start Data to process

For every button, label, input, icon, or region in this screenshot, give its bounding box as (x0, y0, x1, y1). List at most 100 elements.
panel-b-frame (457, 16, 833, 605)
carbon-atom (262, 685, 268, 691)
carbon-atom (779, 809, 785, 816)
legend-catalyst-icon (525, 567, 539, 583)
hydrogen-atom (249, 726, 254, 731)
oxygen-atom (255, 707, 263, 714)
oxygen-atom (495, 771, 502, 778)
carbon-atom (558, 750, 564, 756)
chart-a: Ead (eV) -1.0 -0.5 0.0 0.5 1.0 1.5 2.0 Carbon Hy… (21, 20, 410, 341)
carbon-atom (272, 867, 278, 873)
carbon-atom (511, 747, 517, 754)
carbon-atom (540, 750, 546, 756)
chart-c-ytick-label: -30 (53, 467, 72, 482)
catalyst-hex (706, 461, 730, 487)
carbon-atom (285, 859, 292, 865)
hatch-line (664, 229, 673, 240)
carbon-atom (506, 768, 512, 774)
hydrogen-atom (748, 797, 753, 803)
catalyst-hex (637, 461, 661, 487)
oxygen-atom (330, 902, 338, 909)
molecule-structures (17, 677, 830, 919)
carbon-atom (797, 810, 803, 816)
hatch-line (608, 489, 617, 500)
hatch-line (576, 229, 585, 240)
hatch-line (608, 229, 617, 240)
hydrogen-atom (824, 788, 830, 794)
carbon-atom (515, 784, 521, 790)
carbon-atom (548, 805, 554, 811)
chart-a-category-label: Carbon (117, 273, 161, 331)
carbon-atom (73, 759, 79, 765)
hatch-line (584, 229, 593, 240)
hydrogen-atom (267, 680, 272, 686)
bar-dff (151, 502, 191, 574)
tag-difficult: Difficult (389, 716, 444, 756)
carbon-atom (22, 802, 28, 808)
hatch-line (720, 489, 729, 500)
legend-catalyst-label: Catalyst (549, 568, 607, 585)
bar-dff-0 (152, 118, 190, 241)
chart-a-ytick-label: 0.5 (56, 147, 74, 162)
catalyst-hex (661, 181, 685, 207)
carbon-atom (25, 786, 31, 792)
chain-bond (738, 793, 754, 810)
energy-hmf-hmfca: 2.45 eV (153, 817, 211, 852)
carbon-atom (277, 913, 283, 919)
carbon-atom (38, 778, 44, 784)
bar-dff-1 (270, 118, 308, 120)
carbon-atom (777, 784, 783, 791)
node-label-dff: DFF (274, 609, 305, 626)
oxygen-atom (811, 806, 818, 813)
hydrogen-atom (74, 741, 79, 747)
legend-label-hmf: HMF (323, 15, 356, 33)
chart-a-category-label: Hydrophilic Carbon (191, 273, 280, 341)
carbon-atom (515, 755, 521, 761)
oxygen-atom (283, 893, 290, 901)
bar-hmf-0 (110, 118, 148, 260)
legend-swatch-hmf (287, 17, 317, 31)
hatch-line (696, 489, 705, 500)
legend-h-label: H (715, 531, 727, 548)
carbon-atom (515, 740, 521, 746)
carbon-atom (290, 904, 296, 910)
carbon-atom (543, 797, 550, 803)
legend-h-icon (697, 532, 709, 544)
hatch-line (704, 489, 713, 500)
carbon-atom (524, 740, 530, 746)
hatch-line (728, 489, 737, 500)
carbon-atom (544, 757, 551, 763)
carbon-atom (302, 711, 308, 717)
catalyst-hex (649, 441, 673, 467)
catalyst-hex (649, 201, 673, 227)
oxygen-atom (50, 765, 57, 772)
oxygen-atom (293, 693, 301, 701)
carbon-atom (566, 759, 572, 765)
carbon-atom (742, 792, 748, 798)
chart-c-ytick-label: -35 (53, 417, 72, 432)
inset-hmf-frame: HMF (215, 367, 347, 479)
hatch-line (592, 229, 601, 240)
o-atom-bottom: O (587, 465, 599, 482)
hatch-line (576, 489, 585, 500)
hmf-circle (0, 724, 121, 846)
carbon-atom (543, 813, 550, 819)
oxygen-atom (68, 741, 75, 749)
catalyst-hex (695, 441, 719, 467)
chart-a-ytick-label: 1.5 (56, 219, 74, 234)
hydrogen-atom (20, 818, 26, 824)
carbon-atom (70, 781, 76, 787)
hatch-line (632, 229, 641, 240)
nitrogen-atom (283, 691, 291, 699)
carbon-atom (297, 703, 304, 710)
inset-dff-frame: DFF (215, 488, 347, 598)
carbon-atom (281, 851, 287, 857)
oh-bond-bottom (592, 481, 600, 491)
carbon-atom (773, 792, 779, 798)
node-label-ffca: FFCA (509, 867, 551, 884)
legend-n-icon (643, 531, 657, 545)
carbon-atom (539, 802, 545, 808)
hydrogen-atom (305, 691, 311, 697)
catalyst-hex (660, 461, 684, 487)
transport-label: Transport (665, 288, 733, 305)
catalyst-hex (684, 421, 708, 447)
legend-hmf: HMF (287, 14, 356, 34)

end Data to process
start Data to process

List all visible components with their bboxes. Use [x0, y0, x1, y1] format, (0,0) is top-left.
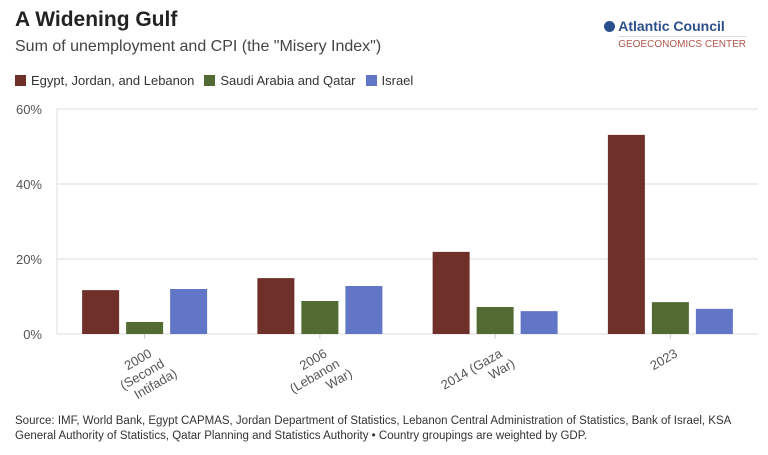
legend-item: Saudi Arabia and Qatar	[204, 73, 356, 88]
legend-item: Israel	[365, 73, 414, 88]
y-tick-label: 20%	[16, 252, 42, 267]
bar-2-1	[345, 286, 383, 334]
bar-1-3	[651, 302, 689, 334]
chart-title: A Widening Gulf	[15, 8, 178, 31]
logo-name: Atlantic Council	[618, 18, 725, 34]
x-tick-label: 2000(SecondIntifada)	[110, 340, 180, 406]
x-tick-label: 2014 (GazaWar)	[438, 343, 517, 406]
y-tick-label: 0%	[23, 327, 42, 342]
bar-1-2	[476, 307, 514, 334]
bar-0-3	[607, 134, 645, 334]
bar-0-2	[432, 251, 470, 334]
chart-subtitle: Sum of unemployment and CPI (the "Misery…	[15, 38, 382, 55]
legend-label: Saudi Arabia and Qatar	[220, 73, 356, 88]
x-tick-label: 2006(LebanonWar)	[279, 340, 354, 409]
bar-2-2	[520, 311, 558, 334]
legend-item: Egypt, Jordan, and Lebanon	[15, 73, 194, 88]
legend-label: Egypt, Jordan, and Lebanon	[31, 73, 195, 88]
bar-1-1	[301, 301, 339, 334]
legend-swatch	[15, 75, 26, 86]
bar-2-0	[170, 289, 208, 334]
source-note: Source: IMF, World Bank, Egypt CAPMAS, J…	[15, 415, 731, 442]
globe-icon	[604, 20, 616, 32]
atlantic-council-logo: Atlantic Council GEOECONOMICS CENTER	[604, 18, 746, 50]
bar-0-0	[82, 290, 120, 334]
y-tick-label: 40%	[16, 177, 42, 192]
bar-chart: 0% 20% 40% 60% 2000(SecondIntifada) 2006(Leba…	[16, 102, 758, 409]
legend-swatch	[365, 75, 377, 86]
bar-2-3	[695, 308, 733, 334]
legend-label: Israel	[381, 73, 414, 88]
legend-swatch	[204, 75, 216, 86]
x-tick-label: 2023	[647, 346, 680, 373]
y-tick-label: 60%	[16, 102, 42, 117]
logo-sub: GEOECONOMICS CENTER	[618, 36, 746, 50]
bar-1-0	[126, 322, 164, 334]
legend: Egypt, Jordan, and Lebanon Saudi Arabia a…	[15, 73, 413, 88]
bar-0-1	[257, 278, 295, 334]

end Data to process
start Data to process

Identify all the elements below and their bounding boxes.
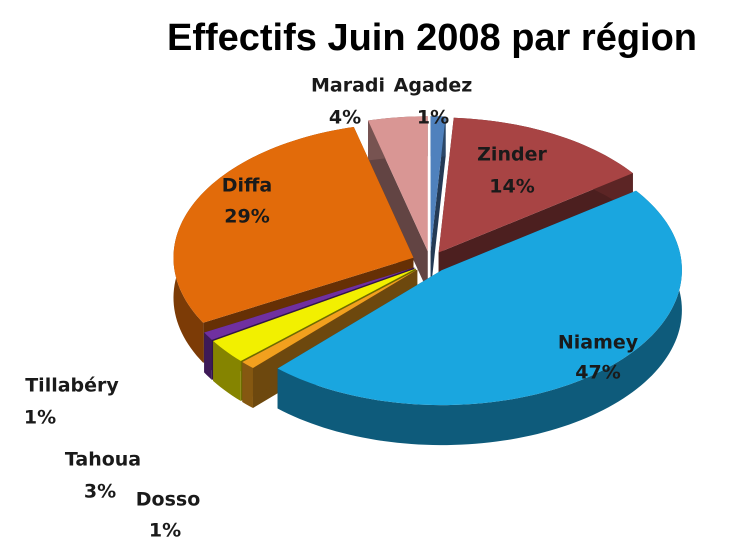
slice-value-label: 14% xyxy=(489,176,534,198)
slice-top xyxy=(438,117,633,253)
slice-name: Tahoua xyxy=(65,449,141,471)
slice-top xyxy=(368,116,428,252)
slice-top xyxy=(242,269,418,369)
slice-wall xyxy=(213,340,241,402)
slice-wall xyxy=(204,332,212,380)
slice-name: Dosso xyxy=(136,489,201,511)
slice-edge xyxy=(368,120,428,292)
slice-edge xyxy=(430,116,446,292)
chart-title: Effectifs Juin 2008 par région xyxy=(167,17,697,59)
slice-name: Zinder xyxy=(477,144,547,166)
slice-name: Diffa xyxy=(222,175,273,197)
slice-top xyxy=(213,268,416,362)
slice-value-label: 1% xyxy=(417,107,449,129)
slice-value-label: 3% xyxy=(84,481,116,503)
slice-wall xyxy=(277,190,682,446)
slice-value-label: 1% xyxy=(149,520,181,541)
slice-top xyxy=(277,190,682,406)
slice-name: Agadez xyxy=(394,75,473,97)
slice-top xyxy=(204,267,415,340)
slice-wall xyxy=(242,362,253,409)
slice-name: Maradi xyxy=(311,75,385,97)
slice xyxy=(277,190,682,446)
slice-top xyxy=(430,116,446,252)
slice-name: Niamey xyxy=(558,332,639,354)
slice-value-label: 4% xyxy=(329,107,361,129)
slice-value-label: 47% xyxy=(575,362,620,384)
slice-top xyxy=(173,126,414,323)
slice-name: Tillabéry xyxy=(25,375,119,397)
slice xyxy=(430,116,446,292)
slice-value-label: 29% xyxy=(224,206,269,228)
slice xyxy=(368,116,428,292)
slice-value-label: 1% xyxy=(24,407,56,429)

end Data to process

◆ **Problem details**: Copy the rows above, from the row containing "legend-item: Saudi Arabia" up to and including the row containing "251, 470, 334]".

◆ **Expected answer**:
legend-item: Saudi Arabia and Qatar	[204, 73, 356, 88]
legend-item: Israel	[365, 73, 414, 88]
y-tick-label: 20%	[16, 252, 42, 267]
bar-2-1	[345, 286, 383, 334]
bar-1-3	[651, 302, 689, 334]
chart-title: A Widening Gulf	[15, 8, 178, 31]
logo-name: Atlantic Council	[618, 18, 725, 34]
x-tick-label: 2000(SecondIntifada)	[110, 340, 180, 406]
x-tick-label: 2014 (GazaWar)	[438, 343, 517, 406]
y-tick-label: 0%	[23, 327, 42, 342]
bar-1-2	[476, 307, 514, 334]
bar-0-3	[607, 134, 645, 334]
bar-0-2	[432, 251, 470, 334]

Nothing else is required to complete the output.